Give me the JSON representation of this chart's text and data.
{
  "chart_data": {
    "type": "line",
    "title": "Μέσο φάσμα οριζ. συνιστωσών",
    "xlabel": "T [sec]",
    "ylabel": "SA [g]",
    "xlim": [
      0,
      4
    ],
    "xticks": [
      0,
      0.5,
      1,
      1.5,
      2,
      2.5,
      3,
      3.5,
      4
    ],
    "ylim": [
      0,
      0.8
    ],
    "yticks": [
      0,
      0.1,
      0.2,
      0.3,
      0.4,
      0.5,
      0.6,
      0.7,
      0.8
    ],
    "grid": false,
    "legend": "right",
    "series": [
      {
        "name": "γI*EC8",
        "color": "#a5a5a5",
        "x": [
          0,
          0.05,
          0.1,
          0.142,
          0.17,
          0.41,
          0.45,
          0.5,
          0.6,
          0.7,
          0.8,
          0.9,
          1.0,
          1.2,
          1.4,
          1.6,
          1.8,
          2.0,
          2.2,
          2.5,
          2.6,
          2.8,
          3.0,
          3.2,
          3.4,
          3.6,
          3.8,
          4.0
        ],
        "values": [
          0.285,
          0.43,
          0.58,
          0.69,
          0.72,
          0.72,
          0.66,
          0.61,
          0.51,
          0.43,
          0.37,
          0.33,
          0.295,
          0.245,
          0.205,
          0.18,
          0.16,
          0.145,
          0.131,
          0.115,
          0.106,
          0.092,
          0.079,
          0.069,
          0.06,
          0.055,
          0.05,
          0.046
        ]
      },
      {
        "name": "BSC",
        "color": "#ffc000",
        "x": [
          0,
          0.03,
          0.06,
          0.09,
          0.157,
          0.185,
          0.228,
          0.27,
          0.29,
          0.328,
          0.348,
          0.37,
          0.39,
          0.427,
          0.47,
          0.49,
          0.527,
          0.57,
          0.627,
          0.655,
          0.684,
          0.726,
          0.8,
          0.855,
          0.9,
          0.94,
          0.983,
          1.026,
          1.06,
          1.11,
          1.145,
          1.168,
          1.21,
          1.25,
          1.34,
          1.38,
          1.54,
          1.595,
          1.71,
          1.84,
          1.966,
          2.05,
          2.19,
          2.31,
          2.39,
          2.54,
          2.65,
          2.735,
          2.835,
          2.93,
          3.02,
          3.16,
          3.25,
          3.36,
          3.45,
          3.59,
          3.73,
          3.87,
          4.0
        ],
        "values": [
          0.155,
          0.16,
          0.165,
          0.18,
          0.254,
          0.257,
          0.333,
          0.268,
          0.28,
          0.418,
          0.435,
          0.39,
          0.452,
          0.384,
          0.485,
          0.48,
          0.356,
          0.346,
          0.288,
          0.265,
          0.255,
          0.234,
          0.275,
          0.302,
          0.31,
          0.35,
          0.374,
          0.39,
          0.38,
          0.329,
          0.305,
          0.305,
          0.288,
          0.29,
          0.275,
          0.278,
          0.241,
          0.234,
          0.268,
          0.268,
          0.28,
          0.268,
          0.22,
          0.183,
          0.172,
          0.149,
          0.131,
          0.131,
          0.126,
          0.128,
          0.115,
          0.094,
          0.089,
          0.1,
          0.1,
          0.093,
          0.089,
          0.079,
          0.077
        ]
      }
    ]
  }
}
◇ ◇ ◇ ◇ ◇
**Objective:**
Reproduce every record above exactly as it appears.

**Solved exercise:**
Give me the JSON representation of this chart's text and data.
{
  "chart_data": {
    "type": "line",
    "title": "Μέσο φάσμα οριζ. συνιστωσών",
    "xlabel": "T [sec]",
    "ylabel": "SA [g]",
    "xlim": [
      0,
      4
    ],
    "xticks": [
      0,
      0.5,
      1,
      1.5,
      2,
      2.5,
      3,
      3.5,
      4
    ],
    "ylim": [
      0,
      0.8
    ],
    "yticks": [
      0,
      0.1,
      0.2,
      0.3,
      0.4,
      0.5,
      0.6,
      0.7,
      0.8
    ],
    "grid": false,
    "legend": "right",
    "series": [
      {
        "name": "γI*EC8",
        "color": "#a5a5a5",
        "x": [
          0,
          0.05,
          0.1,
          0.142,
          0.17,
          0.41,
          0.45,
          0.5,
          0.6,
          0.7,
          0.8,
          0.9,
          1.0,
          1.2,
          1.4,
          1.6,
          1.8,
          2.0,
          2.2,
          2.5,
          2.6,
          2.8,
          3.0,
          3.2,
          3.4,
          3.6,
          3.8,
          4.0
        ],
        "values": [
          0.285,
          0.43,
          0.58,
          0.69,
          0.72,
          0.72,
          0.66,
          0.61,
          0.51,
          0.43,
          0.37,
          0.33,
          0.295,
          0.245,
          0.205,
          0.18,
          0.16,
          0.145,
          0.131,
          0.115,
          0.106,
          0.092,
          0.079,
          0.069,
          0.06,
          0.055,
          0.05,
          0.046
        ]
      },
      {
        "name": "BSC",
        "color": "#ffc000",
        "x": [
          0,
          0.03,
          0.06,
          0.09,
          0.157,
          0.185,
          0.228,
          0.27,
          0.29,
          0.328,
          0.348,
          0.37,
          0.39,
          0.427,
          0.47,
          0.49,
          0.527,
          0.57,
          0.627,
          0.655,
          0.684,
          0.726,
          0.8,
          0.855,
          0.9,
          0.94,
          0.983,
          1.026,
          1.06,
          1.11,
          1.145,
          1.168,
          1.21,
          1.25,
          1.34,
          1.38,
          1.54,
          1.595,
          1.71,
          1.84,
          1.966,
          2.05,
          2.19,
          2.31,
          2.39,
          2.54,
          2.65,
          2.735,
          2.835,
          2.93,
          3.02,
          3.16,
          3.25,
          3.36,
          3.45,
          3.59,
          3.73,
          3.87,
          4.0
        ],
        "values": [
          0.155,
          0.16,
          0.165,
          0.18,
          0.254,
          0.257,
          0.333,
          0.268,
          0.28,
          0.418,
          0.435,
          0.39,
          0.452,
          0.384,
          0.485,
          0.48,
          0.356,
          0.346,
          0.288,
          0.265,
          0.255,
          0.234,
          0.275,
          0.302,
          0.31,
          0.35,
          0.374,
          0.39,
          0.38,
          0.329,
          0.305,
          0.305,
          0.288,
          0.29,
          0.275,
          0.278,
          0.241,
          0.234,
          0.268,
          0.268,
          0.28,
          0.268,
          0.22,
          0.183,
          0.172,
          0.149,
          0.131,
          0.131,
          0.126,
          0.128,
          0.115,
          0.094,
          0.089,
          0.1,
          0.1,
          0.093,
          0.089,
          0.079,
          0.077
        ]
      }
    ]
  }
}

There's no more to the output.